▶ _EXTRACTED MATERIAL_:
========================

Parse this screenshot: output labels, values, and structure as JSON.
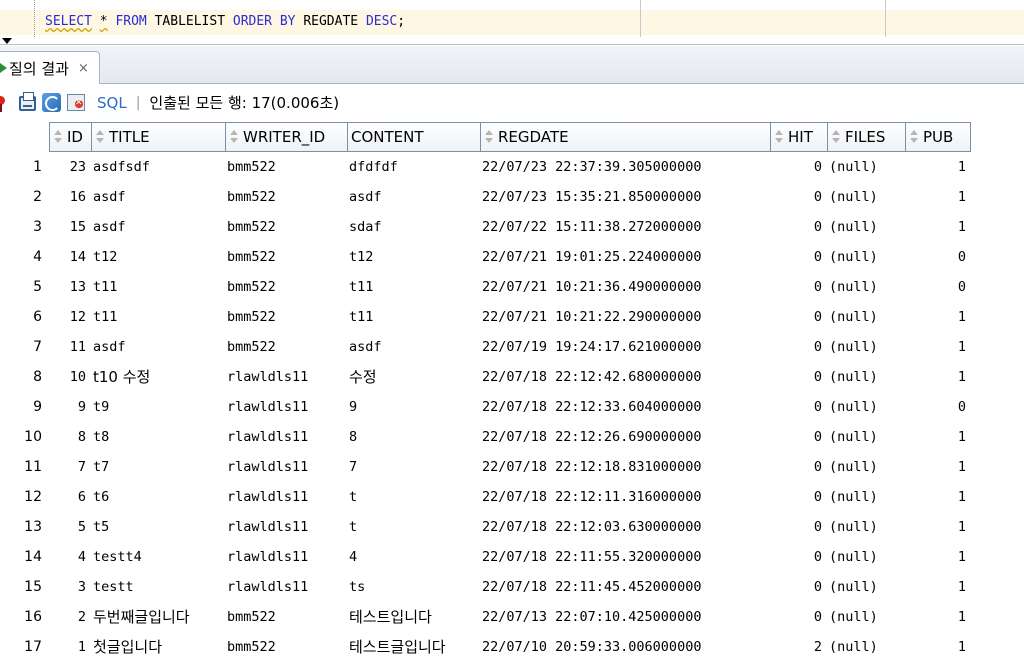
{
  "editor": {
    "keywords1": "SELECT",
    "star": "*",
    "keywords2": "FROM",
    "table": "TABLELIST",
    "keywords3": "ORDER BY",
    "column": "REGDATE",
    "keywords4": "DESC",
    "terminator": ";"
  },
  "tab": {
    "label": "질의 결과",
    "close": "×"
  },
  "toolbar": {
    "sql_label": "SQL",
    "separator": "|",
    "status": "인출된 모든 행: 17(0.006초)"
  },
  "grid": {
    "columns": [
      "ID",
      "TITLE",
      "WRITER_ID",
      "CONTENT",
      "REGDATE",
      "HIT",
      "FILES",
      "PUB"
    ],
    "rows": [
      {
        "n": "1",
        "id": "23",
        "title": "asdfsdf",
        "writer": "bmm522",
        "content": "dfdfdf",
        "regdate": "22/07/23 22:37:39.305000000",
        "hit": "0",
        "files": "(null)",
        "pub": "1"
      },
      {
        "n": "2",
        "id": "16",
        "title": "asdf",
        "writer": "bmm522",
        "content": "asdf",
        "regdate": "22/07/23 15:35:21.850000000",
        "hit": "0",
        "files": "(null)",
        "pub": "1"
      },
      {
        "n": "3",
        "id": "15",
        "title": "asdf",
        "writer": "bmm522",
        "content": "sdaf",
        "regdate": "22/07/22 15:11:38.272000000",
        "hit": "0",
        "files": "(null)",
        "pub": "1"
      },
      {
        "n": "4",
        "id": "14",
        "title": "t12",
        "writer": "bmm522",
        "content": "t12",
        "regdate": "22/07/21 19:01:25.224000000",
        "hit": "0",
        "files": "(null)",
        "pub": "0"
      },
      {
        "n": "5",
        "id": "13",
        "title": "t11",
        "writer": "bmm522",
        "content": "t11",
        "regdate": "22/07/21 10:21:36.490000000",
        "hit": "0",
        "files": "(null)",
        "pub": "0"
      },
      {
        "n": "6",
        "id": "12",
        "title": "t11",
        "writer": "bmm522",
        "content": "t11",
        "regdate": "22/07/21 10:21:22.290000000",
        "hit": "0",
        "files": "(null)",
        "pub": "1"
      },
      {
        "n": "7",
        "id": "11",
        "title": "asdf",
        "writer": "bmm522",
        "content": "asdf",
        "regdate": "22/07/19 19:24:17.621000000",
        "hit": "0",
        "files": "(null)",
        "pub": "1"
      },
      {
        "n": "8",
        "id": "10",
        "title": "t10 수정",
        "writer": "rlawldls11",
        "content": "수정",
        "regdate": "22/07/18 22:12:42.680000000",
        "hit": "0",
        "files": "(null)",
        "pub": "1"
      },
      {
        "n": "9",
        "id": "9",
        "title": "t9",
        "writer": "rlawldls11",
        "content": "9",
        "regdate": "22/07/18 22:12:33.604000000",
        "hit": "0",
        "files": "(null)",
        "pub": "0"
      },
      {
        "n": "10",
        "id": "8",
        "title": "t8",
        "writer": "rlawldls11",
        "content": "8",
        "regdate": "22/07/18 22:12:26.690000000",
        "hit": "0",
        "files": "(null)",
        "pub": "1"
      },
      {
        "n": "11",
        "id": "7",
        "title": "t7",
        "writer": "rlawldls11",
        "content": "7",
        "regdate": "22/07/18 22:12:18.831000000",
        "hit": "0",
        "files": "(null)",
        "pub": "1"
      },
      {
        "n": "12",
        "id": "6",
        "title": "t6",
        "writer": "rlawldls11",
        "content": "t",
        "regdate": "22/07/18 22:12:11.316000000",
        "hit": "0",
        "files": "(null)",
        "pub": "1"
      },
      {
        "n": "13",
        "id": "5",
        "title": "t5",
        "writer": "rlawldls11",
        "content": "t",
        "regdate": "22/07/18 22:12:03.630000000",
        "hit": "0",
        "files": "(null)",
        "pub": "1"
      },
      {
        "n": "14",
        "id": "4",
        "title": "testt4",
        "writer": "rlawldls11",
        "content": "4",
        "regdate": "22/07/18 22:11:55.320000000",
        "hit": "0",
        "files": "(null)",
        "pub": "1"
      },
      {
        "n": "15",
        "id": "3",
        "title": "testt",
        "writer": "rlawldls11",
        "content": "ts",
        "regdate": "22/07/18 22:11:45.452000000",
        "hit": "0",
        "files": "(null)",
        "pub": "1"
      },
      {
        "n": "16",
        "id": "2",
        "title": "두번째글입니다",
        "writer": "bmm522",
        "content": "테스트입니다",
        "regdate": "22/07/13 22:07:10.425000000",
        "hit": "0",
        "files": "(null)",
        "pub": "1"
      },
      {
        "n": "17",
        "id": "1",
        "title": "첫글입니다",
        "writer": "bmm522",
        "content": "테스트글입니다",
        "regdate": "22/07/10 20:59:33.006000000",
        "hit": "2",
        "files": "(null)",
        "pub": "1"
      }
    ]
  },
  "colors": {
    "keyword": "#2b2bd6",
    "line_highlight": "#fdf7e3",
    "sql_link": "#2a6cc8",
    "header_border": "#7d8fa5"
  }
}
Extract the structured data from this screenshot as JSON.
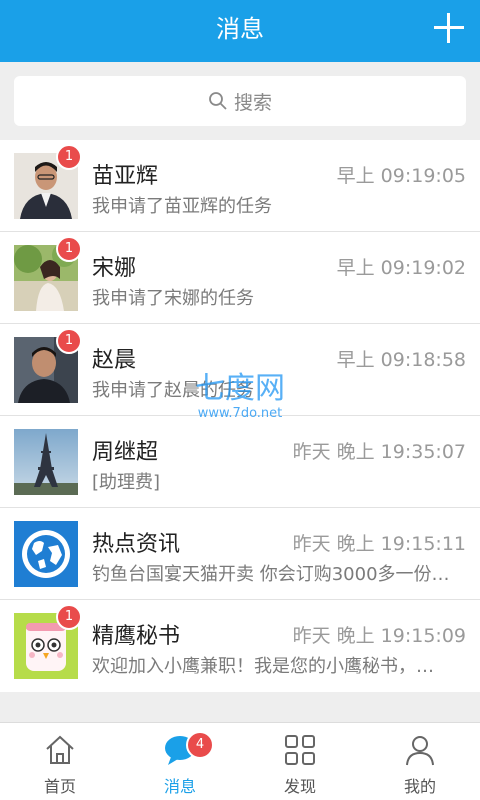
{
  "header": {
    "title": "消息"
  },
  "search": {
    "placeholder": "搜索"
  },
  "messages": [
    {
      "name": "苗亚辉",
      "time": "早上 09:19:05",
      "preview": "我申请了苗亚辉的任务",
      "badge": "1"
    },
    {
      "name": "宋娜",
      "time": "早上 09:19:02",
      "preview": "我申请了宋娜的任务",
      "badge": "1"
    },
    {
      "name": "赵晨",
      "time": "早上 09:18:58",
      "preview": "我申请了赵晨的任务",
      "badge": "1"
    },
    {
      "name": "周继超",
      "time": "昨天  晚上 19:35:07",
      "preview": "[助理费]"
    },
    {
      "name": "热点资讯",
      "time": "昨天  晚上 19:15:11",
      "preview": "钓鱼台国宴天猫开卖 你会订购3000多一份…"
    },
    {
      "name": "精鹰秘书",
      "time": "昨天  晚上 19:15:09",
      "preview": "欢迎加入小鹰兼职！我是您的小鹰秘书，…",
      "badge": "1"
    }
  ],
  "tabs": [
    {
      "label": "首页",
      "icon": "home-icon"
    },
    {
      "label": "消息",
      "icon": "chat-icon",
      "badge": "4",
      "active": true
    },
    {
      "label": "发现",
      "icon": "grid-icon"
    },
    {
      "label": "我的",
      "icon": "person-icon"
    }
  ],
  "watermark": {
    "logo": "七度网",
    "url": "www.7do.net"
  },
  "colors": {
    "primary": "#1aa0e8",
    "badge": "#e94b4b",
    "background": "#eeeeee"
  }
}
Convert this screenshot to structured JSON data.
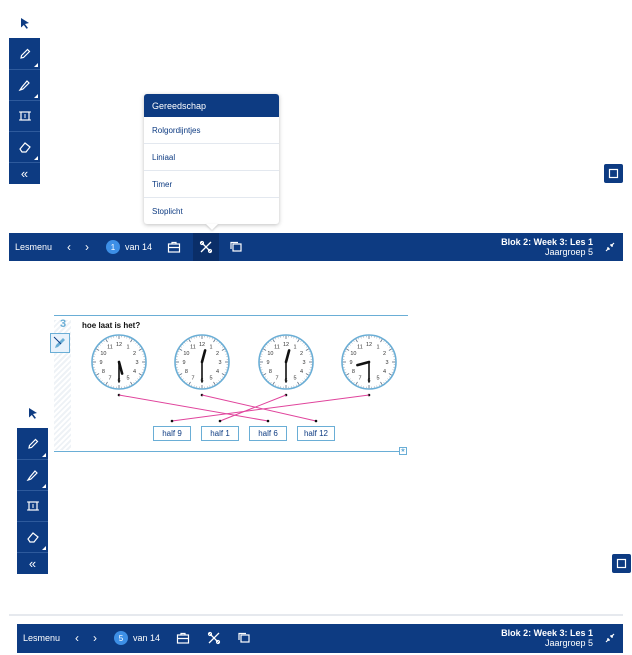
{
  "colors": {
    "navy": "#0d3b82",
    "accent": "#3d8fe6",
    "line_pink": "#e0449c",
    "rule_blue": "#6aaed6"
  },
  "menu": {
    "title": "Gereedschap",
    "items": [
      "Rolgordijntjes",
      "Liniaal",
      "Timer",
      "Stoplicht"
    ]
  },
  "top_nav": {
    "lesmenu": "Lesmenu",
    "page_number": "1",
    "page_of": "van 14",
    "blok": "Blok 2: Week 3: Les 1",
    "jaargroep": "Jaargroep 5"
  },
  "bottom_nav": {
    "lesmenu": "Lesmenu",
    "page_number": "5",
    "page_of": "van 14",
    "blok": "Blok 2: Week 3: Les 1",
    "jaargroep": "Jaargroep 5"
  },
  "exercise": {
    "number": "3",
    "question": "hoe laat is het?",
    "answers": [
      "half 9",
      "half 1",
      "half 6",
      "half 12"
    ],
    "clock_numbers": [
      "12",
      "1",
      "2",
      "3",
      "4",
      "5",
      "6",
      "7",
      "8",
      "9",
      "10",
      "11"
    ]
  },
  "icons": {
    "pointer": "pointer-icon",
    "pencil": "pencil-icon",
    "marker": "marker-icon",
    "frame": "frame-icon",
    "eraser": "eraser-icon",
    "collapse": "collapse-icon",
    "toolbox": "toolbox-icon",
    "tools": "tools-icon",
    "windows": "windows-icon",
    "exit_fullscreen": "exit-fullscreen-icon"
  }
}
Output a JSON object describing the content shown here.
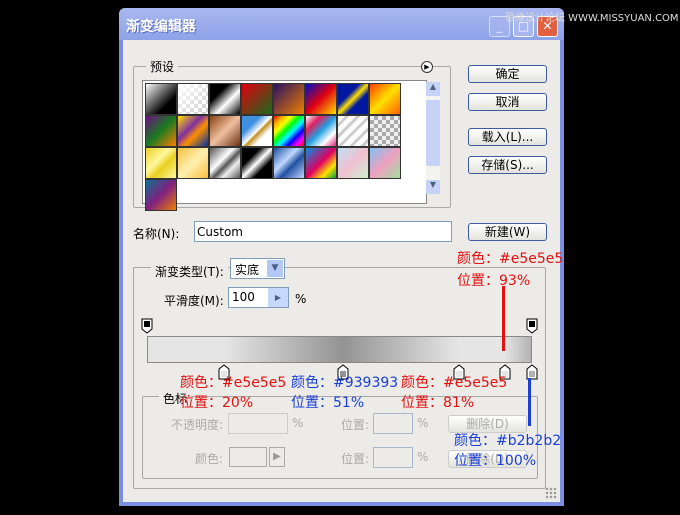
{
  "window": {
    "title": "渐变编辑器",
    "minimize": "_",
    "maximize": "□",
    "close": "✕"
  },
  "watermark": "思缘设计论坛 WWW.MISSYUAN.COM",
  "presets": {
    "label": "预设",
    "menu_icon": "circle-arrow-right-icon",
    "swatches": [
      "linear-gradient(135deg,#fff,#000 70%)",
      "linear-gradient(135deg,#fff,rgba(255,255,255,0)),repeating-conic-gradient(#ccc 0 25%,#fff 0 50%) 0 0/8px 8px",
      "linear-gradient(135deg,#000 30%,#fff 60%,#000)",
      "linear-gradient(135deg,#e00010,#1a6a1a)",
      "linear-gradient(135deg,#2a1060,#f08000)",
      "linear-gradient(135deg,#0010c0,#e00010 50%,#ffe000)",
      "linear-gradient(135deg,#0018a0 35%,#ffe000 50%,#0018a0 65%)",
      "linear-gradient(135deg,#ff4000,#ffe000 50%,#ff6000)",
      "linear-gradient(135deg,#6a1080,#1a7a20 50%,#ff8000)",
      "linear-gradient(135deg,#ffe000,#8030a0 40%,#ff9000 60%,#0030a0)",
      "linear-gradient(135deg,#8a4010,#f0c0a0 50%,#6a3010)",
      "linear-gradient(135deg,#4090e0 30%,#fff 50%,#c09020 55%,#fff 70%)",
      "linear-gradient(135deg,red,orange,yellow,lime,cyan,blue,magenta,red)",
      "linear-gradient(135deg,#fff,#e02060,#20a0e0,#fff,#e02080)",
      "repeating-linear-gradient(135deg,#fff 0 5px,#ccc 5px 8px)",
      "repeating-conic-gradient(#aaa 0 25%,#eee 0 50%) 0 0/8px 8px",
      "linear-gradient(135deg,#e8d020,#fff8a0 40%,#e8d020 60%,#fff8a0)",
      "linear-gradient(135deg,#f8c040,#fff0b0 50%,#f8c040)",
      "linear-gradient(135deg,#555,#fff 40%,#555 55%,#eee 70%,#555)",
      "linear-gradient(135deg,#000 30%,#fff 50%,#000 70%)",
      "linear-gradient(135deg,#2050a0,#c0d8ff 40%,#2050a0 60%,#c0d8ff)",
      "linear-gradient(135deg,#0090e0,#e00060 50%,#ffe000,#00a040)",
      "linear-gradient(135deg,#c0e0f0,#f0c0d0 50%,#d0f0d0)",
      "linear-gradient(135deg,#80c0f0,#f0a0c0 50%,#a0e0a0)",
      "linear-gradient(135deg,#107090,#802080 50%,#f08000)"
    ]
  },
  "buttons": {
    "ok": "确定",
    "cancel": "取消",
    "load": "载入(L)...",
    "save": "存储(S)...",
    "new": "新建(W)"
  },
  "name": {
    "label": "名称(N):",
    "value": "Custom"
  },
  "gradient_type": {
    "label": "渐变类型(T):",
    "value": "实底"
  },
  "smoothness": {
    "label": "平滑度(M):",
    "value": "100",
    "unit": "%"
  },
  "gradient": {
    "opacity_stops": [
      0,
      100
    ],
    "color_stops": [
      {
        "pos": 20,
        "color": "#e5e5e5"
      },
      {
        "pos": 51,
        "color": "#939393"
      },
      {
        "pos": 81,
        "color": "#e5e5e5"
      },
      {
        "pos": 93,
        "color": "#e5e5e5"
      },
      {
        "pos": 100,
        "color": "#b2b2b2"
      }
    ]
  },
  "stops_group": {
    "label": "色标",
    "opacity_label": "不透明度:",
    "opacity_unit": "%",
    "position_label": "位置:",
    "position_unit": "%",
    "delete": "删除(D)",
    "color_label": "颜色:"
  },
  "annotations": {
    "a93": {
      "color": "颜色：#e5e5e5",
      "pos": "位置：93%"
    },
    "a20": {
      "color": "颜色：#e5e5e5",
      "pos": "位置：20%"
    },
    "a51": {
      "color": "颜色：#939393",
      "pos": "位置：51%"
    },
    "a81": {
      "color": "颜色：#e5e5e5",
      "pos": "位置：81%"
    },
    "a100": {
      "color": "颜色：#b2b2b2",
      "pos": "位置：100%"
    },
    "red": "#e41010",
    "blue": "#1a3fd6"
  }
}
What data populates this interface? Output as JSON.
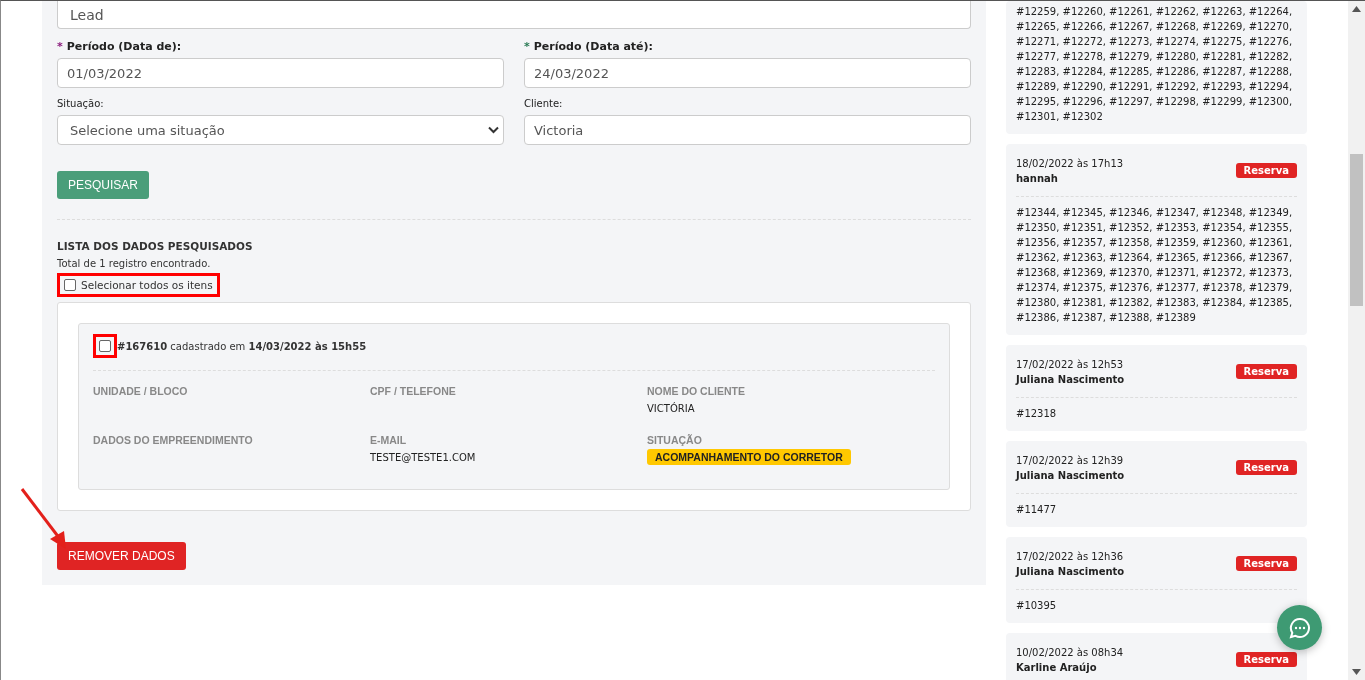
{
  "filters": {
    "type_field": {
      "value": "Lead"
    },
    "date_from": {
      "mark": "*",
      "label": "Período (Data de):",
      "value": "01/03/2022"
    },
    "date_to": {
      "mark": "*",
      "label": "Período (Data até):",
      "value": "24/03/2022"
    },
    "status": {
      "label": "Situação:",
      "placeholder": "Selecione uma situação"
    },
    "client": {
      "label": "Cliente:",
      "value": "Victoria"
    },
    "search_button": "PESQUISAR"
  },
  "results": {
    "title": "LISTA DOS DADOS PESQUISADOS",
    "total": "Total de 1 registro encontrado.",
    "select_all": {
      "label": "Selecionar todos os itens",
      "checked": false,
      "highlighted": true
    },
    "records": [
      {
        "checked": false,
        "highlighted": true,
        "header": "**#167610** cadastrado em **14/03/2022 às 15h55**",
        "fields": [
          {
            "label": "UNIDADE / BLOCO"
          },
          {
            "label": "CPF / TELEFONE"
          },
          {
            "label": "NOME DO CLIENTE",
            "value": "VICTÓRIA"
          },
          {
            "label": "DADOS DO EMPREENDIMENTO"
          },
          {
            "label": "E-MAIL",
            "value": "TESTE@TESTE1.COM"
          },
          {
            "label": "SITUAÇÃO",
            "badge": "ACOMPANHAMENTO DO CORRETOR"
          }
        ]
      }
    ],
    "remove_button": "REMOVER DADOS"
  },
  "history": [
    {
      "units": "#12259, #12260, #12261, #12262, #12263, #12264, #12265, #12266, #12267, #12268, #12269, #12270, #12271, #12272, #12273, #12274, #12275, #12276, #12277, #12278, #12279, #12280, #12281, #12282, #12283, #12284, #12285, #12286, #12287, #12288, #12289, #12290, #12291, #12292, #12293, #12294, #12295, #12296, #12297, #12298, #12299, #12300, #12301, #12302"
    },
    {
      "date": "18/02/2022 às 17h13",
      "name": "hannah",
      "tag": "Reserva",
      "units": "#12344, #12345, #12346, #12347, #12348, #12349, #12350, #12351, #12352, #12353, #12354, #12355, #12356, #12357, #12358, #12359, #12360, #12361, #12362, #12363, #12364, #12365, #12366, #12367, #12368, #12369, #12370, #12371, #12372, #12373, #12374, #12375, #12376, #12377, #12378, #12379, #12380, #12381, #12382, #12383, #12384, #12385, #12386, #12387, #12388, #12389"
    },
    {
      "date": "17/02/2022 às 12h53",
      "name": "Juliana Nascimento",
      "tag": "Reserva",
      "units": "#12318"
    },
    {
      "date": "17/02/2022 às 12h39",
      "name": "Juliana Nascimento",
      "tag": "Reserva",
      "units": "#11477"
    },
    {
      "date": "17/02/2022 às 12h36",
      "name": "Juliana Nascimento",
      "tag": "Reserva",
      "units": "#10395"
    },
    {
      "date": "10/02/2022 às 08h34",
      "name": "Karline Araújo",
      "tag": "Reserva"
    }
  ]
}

========================

▶ _WORK TO DO_:
Set out every line from the material that contains the string "JSON".

▶ _RESPONSE_:
Parse this screenshot: output labels, values, and structure as JSON.
Extract the structured data from this screenshot as JSON.
Convert this screenshot to structured JSON data.
Output a JSON object describing the content shown here.
What data populates this interface? Output as JSON.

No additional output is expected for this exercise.